▶ **Text block**:
==================================================

# Output CoTransformer (Advanced)

`OutputCoTransfomer` is in general similar to `CoTransformer`. And any `CoTransformer` can be used as `OutputCoTransformer`. It is important to understand the difference between the operations `transform` and `out_transform`

* `transform` is lazy, Fugue does not ensure the compute immediately. For example, if using `SparkExecutionEngine`, the real compute of `transform` happens only when hitting an action, for example `save`.
* `out_transform` is an action, Fugue ensures the compute happening immediately, regardless of what execution engine is used.
* `transform` outputs a transformed dataframe for the following steps to use
* `out_transform` is the last compute of a branch in the DAG, it outputs nothing.

You may find that `transform().persist()` can be an alternative to `out_transform`, it's in general ok, but you must notice that, the output dataframe of a transformation can be very large, if you persist or checkpoint it, it can take up great portion of memory or disk space. In contrast, `out_transform` does not take any space. Plus, it is a more explicit way to show what you want to do.

A typical use case is to distributedly compare two dataframes per partition


## Native Approach

In [None]:
from typing import List, Any

def assert_eq(df1:List[List[Any]], df2:List[List[Any]]) -> None:
    assert df1 == df2
    print(df1,"==",df2)

# schema: a:int
def assert_eq_2(df1:List[List[Any]], df2:List[List[Any]]) -> List[List[Any]]:
    assert df1 == df2
    print(df1,"==",df2)
    return [[0]]

In [None]:
from fugue import FugueWorkflow

with FugueWorkflow() as dag:
    df1 = dag.df([[0,1],[0,2],[1,3]], "a:int,b:int")

==================================================

[Item position entries]
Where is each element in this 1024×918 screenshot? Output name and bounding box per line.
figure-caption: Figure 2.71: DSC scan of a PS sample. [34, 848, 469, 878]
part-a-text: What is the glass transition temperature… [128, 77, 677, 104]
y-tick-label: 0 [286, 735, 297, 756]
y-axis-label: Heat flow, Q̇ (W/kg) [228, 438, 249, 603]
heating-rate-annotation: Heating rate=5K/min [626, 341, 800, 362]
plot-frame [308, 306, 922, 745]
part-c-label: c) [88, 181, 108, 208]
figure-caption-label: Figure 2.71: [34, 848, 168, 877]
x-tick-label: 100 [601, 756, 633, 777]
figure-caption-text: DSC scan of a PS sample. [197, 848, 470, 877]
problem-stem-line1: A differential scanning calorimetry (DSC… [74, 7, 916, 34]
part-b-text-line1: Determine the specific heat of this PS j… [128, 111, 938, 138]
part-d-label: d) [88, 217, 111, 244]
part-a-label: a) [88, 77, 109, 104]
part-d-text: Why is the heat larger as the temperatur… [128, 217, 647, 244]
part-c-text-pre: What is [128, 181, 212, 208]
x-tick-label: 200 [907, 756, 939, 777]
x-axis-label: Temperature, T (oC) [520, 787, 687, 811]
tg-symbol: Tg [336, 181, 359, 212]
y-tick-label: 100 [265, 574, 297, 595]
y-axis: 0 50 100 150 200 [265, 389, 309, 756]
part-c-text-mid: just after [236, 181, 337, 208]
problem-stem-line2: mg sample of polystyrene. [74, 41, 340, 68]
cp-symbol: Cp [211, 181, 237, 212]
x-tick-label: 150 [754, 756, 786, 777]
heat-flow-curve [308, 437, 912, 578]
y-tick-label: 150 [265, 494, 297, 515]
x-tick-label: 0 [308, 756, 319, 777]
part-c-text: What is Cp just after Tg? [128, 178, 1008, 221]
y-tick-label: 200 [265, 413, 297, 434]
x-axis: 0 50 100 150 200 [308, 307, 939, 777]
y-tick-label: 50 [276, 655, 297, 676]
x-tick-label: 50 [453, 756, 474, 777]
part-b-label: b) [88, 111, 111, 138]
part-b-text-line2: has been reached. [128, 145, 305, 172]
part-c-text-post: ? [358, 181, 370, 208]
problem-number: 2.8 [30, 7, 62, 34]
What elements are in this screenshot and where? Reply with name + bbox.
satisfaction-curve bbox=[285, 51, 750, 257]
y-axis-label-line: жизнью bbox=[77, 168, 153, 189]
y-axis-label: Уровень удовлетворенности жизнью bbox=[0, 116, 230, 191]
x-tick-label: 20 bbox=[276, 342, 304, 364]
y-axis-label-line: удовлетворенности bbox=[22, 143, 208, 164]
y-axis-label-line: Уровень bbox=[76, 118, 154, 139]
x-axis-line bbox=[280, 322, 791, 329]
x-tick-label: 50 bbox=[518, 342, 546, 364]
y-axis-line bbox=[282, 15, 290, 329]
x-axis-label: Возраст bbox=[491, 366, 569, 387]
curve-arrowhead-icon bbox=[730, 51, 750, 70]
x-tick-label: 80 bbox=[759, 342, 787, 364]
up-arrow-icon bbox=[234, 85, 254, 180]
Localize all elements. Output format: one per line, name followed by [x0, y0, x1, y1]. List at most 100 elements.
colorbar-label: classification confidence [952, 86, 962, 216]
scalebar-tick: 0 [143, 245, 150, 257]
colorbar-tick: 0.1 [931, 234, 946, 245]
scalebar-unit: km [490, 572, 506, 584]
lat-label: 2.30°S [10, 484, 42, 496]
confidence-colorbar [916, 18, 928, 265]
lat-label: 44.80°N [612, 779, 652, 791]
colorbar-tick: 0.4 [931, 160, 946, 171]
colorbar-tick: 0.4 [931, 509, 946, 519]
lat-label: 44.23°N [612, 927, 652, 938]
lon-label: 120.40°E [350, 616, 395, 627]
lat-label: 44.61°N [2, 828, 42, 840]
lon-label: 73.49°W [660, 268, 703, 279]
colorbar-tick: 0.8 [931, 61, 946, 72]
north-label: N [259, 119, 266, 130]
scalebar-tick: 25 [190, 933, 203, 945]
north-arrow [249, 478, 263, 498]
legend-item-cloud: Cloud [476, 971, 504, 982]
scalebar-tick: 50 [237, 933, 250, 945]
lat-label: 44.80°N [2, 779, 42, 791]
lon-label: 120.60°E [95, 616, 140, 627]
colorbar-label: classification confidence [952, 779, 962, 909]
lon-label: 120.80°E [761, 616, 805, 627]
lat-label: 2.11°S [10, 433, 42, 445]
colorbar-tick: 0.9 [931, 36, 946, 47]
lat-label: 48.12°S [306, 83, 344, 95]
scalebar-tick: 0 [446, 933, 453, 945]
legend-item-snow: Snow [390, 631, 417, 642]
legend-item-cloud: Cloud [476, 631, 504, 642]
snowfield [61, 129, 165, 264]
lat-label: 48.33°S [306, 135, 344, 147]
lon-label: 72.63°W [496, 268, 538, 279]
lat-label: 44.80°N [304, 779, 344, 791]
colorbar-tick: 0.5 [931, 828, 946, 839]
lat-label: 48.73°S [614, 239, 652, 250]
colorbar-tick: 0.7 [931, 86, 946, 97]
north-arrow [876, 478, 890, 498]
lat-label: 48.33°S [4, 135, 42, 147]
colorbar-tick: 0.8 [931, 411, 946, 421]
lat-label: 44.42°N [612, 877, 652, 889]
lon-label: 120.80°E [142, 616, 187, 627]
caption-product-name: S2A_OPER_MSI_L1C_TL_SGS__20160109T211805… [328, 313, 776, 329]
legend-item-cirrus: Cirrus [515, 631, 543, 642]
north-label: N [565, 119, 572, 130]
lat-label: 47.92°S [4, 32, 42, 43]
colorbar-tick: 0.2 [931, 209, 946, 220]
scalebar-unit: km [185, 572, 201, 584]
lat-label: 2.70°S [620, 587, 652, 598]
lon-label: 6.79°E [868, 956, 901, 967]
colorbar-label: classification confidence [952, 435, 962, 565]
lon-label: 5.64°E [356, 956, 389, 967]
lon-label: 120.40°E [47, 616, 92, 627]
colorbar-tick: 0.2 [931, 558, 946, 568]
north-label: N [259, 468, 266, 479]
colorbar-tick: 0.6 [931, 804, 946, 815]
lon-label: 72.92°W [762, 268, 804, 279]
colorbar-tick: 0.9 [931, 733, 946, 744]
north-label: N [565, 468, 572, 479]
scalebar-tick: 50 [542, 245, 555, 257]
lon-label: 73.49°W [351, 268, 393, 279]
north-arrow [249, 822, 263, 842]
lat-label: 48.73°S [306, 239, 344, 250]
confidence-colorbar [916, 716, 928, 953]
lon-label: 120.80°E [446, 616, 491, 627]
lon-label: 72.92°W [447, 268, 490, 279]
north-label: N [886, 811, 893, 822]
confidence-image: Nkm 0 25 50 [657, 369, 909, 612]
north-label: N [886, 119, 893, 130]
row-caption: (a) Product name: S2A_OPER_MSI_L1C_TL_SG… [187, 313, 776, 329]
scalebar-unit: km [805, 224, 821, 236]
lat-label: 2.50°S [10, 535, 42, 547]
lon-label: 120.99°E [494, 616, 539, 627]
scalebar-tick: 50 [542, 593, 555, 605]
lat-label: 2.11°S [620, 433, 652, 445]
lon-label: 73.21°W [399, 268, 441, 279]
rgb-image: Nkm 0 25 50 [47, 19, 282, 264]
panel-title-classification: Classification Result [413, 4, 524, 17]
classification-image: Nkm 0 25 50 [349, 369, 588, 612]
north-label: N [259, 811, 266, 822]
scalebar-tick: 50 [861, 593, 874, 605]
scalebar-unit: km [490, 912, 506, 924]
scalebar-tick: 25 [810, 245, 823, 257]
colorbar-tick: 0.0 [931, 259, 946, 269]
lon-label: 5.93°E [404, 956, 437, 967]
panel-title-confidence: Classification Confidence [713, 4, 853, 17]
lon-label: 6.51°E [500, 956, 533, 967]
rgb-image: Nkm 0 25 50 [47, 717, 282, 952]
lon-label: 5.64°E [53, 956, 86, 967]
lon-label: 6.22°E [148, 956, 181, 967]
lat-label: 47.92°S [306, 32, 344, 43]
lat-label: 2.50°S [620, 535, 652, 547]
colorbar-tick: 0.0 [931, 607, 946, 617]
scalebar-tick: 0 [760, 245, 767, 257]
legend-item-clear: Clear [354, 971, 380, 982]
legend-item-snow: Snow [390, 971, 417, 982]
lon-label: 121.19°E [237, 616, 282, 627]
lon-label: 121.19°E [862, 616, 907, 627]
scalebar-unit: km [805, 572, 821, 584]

==================================================

▶ **Written problem A**: On the Output CoTransformer page, when does the real compute of `transform` happen when `SparkExecutionEngine` is used?
▶ **Written problem B**: Please continue the Output CoTransformer page from its last line.
The data above is separate material from the Output CoTransformer page.

▶ **Exercise response A**: Only when an action, such as `save`, is hit.

▶ **Exercise response B**:
    df2 = dag.df([[1,3],[0,2],[0,1]], "a:int,b:int")
    z = df1.zip(df2, partition=dict(by=["a"],presort=["b"]))
    z.out_transform(assert_eq)
    z.out_transform(assert_eq_2) # All CoTransformer like functions/classes can be used directly

## Decorator Approach

There is no obvious advantage to use decorator for `OutputCoTransformer`

In [None]:
from typing import List, Any
from fugue.extensions import output_cotransformer
from fugue import FugueWorkflow

@output_cotransformer()
def assert_eq(df1:List[List[Any]], df2:List[List[Any]]) -> None:
    assert df1 == df2
    print(df1,"==",df2)
    
with FugueWorkflow() as dag:
    df1 = dag.df([[0,1],[0,2],[1,3]], "a:int,b:int")
    df2 = dag.df([[1,3],[0,2],[0,1]], "a:int,b:int")
    z = df1.zip(df2, partition=dict(by=["a"],presort=["b"]))
    z.out_transform(assert_eq)

## Interface Approach

Just like the interface approach of `CoTransformer`, you get all the flexibilities and control over your transformation

In [None]:
from typing import List, Any
from fugue.extensions import OutputCoTransformer
from fugue import FugueWorkflow

class AssertEQ(OutputCoTransformer):
    # notice the interface is different from CoTransformer
    def process(self, dfs):
        df1, df2 = dfs[0].as_array(), dfs[1].as_array()
        assert df1 == df2
        print(df1,"==",df2)

with FugueWorkflow() as dag:
    df1 = dag.df([[0,1],[0,2],[1,3]], "a:int,b:int")
    df2 = dag.df([[1,3],[0,2],[0,1]], "a:int,b:int")
    z = df1.zip(df2, partition=dict(by=["a"],presort=["b"]))
    z.out_transform(AssertEQ)